Extracted records
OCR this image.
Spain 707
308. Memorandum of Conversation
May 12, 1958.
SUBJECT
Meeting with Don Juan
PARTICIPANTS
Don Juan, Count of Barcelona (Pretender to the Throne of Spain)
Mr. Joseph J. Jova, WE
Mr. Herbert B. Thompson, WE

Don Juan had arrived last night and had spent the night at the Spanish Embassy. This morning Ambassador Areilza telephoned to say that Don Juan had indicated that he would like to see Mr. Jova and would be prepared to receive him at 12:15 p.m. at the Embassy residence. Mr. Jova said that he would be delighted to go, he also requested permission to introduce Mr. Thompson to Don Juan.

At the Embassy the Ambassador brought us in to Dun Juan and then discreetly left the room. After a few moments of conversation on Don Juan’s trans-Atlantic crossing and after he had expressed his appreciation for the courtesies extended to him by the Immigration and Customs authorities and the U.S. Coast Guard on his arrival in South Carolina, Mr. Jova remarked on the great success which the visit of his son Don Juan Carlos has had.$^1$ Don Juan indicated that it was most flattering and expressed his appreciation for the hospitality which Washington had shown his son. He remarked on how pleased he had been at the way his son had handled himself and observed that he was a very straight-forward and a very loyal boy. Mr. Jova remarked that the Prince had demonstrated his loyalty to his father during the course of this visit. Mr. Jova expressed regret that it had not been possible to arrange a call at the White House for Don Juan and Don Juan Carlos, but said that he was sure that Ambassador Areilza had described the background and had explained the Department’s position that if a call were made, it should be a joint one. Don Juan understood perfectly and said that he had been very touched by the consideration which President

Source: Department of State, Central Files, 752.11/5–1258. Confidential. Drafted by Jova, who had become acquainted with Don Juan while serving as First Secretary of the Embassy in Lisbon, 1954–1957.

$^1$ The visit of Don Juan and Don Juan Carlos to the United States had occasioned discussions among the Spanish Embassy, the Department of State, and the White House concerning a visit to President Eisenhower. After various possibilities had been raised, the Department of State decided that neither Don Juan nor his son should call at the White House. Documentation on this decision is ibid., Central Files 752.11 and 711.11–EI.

TO DO: Repeat all entries. Match them exactly.

WRITTEN ANSWER:
OCR this image.
Spain 707
308. Memorandum of Conversation
May 12, 1958.
SUBJECT
Meeting with Don Juan
PARTICIPANTS
Don Juan, Count of Barcelona (Pretender to the Throne of Spain)
Mr. Joseph J. Jova, WE
Mr. Herbert B. Thompson, WE

Don Juan had arrived last night and had spent the night at the Spanish Embassy. This morning Ambassador Areilza telephoned to say that Don Juan had indicated that he would like to see Mr. Jova and would be prepared to receive him at 12:15 p.m. at the Embassy residence. Mr. Jova said that he would be delighted to go, he also requested permission to introduce Mr. Thompson to Don Juan.

At the Embassy the Ambassador brought us in to Dun Juan and then discreetly left the room. After a few moments of conversation on Don Juan’s trans-Atlantic crossing and after he had expressed his appreciation for the courtesies extended to him by the Immigration and Customs authorities and the U.S. Coast Guard on his arrival in South Carolina, Mr. Jova remarked on the great success which the visit of his son Don Juan Carlos has had.$^1$ Don Juan indicated that it was most flattering and expressed his appreciation for the hospitality which Washington had shown his son. He remarked on how pleased he had been at the way his son had handled himself and observed that he was a very straight-forward and a very loyal boy. Mr. Jova remarked that the Prince had demonstrated his loyalty to his father during the course of this visit. Mr. Jova expressed regret that it had not been possible to arrange a call at the White House for Don Juan and Don Juan Carlos, but said that he was sure that Ambassador Areilza had described the background and had explained the Department’s position that if a call were made, it should be a joint one. Don Juan understood perfectly and said that he had been very touched by the consideration which President

Source: Department of State, Central Files, 752.11/5–1258. Confidential. Drafted by Jova, who had become acquainted with Don Juan while serving as First Secretary of the Embassy in Lisbon, 1954–1957.

$^1$ The visit of Don Juan and Don Juan Carlos to the United States had occasioned discussions among the Spanish Embassy, the Department of State, and the White House concerning a visit to President Eisenhower. After various possibilities had been raised, the Department of State decided that neither Don Juan nor his son should call at the White House. Documentation on this decision is ibid., Central Files 752.11 and 711.11–EI.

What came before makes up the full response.